▶ EXERCISE BRIEF
Copy each record exactly as it reads, leaving out any pictures it holds.

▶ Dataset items

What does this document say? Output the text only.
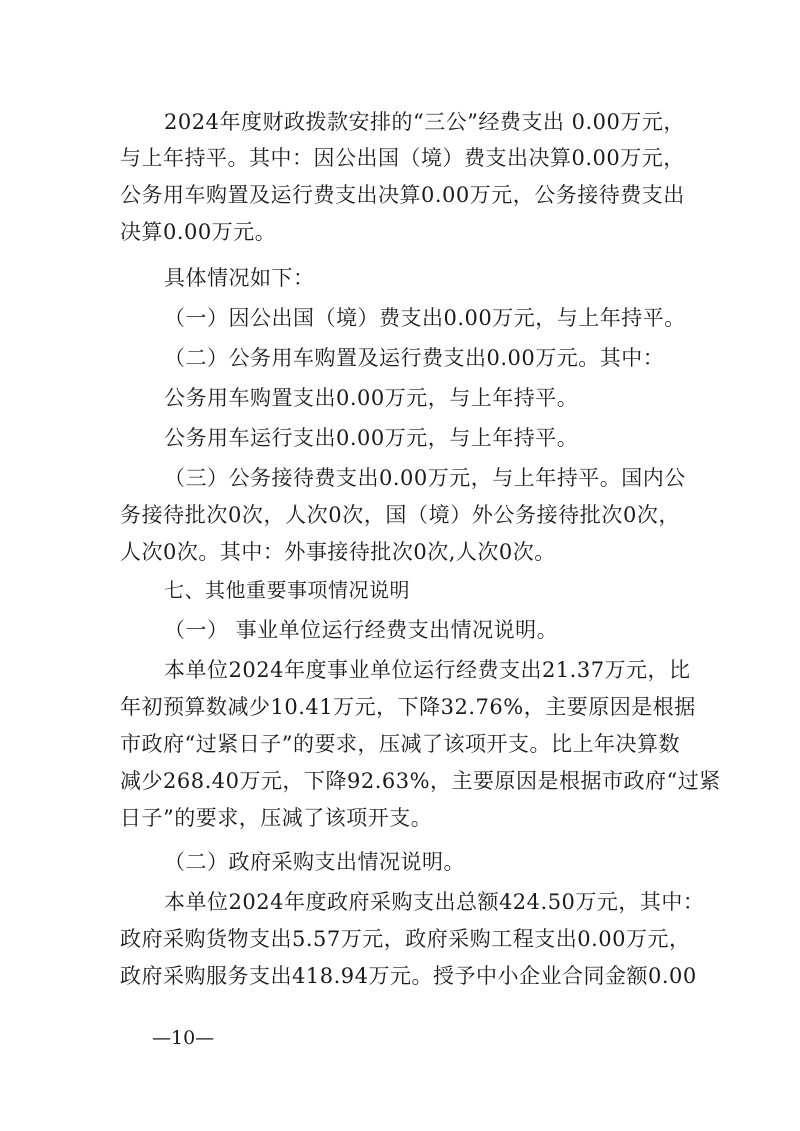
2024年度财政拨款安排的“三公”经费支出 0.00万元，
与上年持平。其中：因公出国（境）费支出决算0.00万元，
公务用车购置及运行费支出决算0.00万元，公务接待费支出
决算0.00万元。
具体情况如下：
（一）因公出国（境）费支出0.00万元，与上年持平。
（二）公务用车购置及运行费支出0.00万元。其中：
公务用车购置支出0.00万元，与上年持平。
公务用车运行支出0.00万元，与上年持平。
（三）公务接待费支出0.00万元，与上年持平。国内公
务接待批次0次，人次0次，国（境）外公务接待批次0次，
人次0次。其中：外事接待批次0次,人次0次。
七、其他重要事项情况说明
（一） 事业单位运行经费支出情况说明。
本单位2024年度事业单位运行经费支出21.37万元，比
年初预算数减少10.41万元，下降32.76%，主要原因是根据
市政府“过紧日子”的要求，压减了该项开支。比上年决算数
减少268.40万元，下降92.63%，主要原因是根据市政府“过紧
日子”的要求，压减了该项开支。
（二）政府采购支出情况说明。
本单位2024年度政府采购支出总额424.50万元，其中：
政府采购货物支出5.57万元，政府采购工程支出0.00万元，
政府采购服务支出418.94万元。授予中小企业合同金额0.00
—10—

▶ EXERCISE OUTPUT
What does this document say? Output the text only.
2024年度财政拨款安排的“三公”经费支出 0.00万元，
与上年持平。其中：因公出国（境）费支出决算0.00万元，
公务用车购置及运行费支出决算0.00万元，公务接待费支出
决算0.00万元。
具体情况如下：
（一）因公出国（境）费支出0.00万元，与上年持平。
（二）公务用车购置及运行费支出0.00万元。其中：
公务用车购置支出0.00万元，与上年持平。
公务用车运行支出0.00万元，与上年持平。
（三）公务接待费支出0.00万元，与上年持平。国内公
务接待批次0次，人次0次，国（境）外公务接待批次0次，
人次0次。其中：外事接待批次0次,人次0次。
七、其他重要事项情况说明
（一） 事业单位运行经费支出情况说明。
本单位2024年度事业单位运行经费支出21.37万元，比
年初预算数减少10.41万元，下降32.76%，主要原因是根据
市政府“过紧日子”的要求，压减了该项开支。比上年决算数
减少268.40万元，下降92.63%，主要原因是根据市政府“过紧
日子”的要求，压减了该项开支。
（二）政府采购支出情况说明。
本单位2024年度政府采购支出总额424.50万元，其中：
政府采购货物支出5.57万元，政府采购工程支出0.00万元，
政府采购服务支出418.94万元。授予中小企业合同金额0.00
—10—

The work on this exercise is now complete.